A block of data
◇ ◇ ◇ ◇
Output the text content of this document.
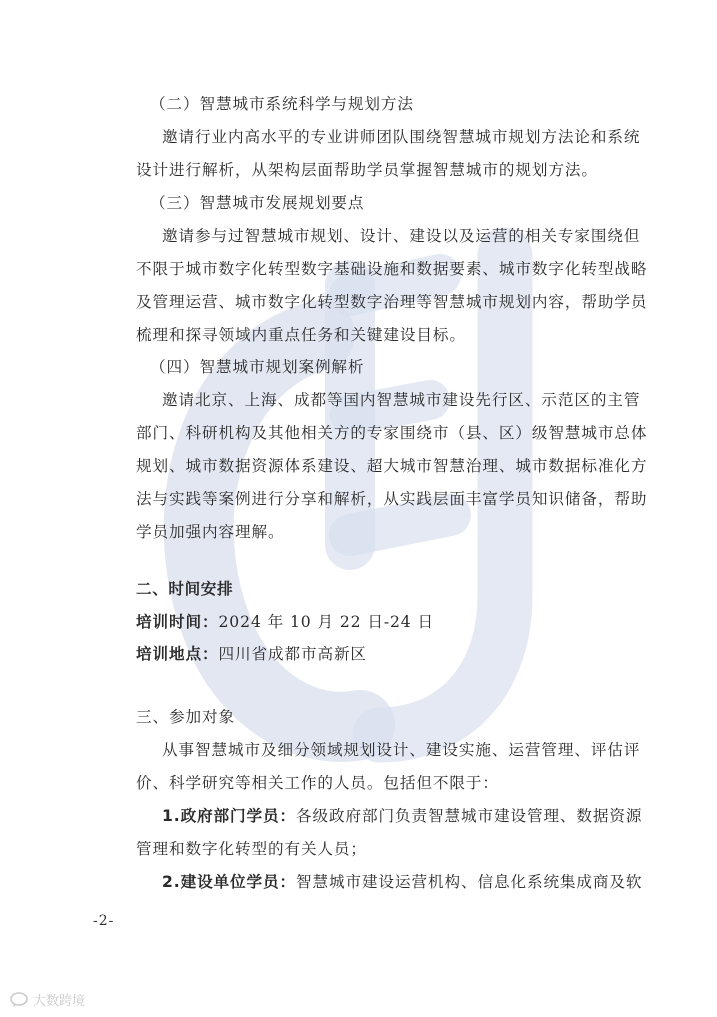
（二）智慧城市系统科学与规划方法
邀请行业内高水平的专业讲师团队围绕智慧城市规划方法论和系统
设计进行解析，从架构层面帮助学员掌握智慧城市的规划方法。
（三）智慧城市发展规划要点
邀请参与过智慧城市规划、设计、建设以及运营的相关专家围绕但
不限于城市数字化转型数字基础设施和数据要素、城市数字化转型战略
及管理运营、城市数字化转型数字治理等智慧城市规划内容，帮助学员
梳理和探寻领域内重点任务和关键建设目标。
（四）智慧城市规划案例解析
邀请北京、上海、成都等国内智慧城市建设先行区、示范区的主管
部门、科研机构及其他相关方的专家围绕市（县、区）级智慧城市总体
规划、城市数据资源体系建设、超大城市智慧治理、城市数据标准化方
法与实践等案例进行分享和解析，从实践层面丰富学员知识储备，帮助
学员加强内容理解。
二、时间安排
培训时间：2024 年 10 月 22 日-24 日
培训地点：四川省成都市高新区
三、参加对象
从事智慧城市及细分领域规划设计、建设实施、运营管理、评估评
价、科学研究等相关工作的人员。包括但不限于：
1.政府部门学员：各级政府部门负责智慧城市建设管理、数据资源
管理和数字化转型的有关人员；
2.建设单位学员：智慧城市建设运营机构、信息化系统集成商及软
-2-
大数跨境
◇ ◇ ◇ ◇
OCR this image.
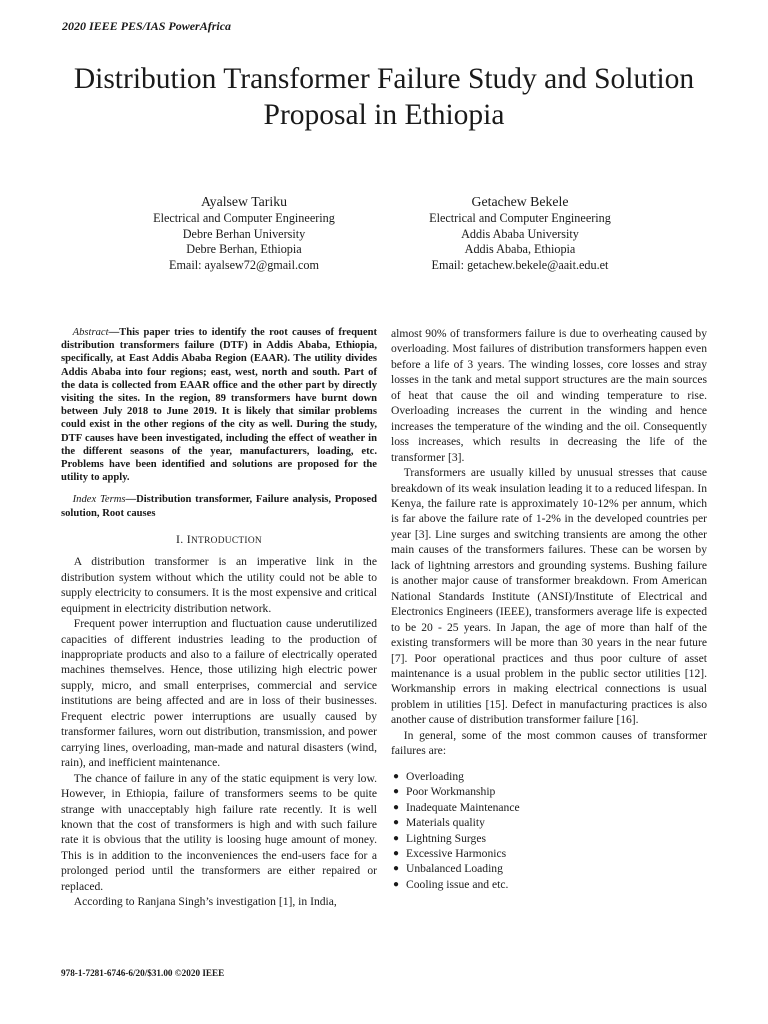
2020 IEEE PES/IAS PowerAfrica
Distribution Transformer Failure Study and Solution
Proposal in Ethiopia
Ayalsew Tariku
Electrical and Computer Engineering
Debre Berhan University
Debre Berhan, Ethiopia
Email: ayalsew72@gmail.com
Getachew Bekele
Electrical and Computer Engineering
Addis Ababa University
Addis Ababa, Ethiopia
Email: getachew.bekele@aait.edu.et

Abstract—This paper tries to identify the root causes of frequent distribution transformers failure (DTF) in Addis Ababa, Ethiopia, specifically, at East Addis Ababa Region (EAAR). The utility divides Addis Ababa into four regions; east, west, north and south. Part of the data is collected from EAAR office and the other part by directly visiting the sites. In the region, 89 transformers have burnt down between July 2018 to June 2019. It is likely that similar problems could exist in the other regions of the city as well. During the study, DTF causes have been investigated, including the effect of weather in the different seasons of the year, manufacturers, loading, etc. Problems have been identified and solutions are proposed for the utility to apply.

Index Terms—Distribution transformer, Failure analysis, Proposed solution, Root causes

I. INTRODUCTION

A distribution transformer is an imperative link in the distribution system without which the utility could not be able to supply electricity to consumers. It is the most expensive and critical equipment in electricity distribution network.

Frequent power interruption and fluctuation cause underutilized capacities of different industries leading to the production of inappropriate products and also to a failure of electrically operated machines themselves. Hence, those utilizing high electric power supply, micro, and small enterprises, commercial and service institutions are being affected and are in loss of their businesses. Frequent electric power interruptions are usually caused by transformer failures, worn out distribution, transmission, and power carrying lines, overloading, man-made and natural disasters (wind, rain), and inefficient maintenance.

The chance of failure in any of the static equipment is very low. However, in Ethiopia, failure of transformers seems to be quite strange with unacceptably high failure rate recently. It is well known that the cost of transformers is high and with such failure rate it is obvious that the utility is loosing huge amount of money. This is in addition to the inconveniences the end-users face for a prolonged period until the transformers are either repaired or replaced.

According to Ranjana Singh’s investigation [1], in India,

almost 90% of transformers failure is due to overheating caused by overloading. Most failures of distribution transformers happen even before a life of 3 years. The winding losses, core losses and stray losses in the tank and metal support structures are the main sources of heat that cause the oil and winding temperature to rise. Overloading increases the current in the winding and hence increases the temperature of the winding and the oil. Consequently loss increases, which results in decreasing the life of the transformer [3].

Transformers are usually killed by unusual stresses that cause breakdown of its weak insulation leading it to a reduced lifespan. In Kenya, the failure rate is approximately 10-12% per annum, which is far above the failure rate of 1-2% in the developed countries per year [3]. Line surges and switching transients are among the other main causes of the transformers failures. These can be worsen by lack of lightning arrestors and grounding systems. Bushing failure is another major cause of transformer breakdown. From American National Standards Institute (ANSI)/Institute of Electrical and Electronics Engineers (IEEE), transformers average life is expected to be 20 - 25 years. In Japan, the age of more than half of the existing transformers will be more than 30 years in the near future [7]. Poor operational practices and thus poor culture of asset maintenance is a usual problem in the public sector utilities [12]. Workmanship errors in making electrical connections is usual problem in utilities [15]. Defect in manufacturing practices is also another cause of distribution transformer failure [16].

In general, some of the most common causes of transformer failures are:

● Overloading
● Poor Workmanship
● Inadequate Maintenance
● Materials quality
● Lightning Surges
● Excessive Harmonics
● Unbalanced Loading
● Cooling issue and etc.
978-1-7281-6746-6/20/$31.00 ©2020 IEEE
◇ ◇ ◇ ◇
▶ _PROMPT_
Find each line with the string "Berhan" and copy it out.

▶ _ANSWER TO THE EXERCISE_
Debre Berhan University
Debre Berhan, Ethiopia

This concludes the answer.